* [Extrait à lire]:
=====

La teneur en sel s’avère également préoccupante. Les analyses montrent qu’un seul kebab contient environ 6 grammes de sel, ce qui dépasse l’apport quotidien maximal recommandé par l’Organisation mondiale de la santé (OMS). Les graisses ne sont pas en reste, représentant environ 40 grammes par portion, soit près des deux tiers des besoins journaliers d’un adulte.
Un marché à deux vitesses entre « grec » et gourmet
Le secteur affiche aujourd’hui une fracture nette entre l’entrée de gamme, proposé entre 5 € et 7 € et s’appuyant sur des broches de dinde reconstituée, et le segment « gourmet ». Pour un tarif compris entre 8 € et 12 €, ces nouvelles enseignes misent sur de la viande fraîche de veau ou de poulet d’origine locale, du pain cuit sur place et des sauces maison.

=====

[Entrées de données collectées]

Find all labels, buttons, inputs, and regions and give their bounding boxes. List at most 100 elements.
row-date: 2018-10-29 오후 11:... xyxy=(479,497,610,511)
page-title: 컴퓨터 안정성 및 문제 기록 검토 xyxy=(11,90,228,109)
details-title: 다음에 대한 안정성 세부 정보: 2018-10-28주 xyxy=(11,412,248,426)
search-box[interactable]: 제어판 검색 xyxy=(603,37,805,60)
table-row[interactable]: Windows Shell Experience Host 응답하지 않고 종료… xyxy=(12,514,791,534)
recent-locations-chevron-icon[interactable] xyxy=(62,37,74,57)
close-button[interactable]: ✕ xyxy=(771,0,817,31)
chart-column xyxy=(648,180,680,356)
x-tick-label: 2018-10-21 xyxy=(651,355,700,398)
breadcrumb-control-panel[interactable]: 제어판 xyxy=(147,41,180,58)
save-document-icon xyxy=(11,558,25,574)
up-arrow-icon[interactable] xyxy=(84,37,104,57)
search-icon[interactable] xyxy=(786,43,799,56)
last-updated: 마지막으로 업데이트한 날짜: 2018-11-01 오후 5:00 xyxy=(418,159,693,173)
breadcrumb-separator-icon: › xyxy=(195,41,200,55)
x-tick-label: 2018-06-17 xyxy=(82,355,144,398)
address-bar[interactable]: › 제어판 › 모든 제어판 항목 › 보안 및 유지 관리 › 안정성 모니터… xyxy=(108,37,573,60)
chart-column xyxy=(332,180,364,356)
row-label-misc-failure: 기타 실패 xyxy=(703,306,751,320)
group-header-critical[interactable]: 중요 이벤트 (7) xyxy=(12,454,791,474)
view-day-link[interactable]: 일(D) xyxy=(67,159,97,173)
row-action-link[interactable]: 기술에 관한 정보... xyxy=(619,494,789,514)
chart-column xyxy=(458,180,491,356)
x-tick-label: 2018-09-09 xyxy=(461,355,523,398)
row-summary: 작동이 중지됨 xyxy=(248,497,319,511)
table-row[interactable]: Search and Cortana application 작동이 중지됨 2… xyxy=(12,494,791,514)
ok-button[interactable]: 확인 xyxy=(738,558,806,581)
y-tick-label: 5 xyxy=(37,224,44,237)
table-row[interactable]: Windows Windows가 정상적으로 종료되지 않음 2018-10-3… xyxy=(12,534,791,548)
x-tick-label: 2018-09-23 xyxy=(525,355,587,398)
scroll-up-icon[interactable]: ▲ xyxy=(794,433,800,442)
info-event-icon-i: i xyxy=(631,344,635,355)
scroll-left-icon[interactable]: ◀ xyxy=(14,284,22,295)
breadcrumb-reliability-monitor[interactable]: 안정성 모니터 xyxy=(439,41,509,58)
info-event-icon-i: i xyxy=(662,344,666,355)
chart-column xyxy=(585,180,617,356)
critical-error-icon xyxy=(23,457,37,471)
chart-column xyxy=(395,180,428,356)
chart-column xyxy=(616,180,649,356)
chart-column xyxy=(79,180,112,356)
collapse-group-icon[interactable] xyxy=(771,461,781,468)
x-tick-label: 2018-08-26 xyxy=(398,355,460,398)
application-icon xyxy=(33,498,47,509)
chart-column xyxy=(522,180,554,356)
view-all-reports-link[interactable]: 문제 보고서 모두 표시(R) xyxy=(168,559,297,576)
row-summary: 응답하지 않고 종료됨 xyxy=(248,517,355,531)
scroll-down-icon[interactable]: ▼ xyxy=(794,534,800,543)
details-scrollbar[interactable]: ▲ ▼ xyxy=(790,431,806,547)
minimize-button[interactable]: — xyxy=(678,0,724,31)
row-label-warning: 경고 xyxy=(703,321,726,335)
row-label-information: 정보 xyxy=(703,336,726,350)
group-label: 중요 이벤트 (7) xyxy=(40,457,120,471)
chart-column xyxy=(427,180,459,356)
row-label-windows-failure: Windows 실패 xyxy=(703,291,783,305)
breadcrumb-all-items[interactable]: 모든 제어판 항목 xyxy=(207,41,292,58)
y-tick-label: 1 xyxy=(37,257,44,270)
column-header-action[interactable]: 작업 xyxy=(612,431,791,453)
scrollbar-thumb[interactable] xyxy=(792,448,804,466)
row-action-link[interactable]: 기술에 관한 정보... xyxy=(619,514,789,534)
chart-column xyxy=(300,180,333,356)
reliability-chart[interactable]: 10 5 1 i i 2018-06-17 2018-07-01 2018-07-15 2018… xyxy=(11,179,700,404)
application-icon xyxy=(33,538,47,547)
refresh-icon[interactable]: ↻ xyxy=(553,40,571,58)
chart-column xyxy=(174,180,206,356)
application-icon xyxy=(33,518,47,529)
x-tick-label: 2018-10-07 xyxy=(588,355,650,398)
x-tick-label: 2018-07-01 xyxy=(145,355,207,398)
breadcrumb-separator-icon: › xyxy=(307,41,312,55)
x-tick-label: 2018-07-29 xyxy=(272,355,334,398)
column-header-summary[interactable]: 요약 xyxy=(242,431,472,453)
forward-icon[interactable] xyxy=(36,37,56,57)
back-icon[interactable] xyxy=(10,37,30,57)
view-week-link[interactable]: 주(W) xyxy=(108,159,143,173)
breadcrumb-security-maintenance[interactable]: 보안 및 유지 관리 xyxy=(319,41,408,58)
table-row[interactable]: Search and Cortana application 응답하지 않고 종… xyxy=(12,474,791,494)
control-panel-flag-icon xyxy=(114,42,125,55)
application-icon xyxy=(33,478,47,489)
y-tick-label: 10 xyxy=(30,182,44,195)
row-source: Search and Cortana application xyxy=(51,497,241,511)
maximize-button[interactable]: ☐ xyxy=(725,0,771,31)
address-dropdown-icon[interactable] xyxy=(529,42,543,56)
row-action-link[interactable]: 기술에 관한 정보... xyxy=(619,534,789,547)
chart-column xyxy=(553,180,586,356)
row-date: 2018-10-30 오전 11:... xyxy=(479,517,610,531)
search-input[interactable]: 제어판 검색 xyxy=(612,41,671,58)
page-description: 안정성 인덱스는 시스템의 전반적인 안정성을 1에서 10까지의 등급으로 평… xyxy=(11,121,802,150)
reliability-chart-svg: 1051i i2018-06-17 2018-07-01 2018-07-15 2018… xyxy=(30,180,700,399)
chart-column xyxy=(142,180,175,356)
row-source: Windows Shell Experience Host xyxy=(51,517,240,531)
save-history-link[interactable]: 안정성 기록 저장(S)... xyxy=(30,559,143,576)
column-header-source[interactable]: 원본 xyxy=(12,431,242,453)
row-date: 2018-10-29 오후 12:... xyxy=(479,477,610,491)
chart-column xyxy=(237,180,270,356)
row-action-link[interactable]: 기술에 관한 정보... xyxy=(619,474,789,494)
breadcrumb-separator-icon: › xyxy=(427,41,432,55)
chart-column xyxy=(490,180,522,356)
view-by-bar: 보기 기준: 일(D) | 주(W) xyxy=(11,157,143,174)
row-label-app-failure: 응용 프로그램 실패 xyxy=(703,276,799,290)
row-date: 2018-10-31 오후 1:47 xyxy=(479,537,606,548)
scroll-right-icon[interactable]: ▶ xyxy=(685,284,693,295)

=====

* [Exploration du texte]:
A. Répondez brièvement à ces questions sur l'extrait consacré au kebab :
(i) Quelle quantité de sel un seul kebab contient-il selon les analyses ?
(ii) Quelle quantité de graisses une portion représente-t-elle ?
(iii) À quel tarif le segment « gourmet » est-il proposé ?
B. Relevez tous les montants en euros mentionnés dans l'extrait consacré au kebab.
C. Reprenez l'extrait consacré au kebab à la suite de sa dernière phrase et poursuivez-le.
Ces enregistrements forment un matériau distinct de l'extrait.

* [Réponses attendues]:
A.
(i) Environ 6 grammes.
(ii) Environ 40 grammes.
(iii) Entre 8 € et 12 €.

B. 5 €, 7 €, 8 €, 12 €

C.
Cette dualité n’empêche pas le succès de ce plat, également appelé « grec » en Île-de-France par héritage des immigrés helléniques et de leur traditionnel gyros. Que l’on recherche un plaisir coupable de fin de soirée ou une expérience gastronomique plus raffinée, l’important reste de bien choisir son adresse en privilégiant les établissements transparents sur la provenance de leur chair.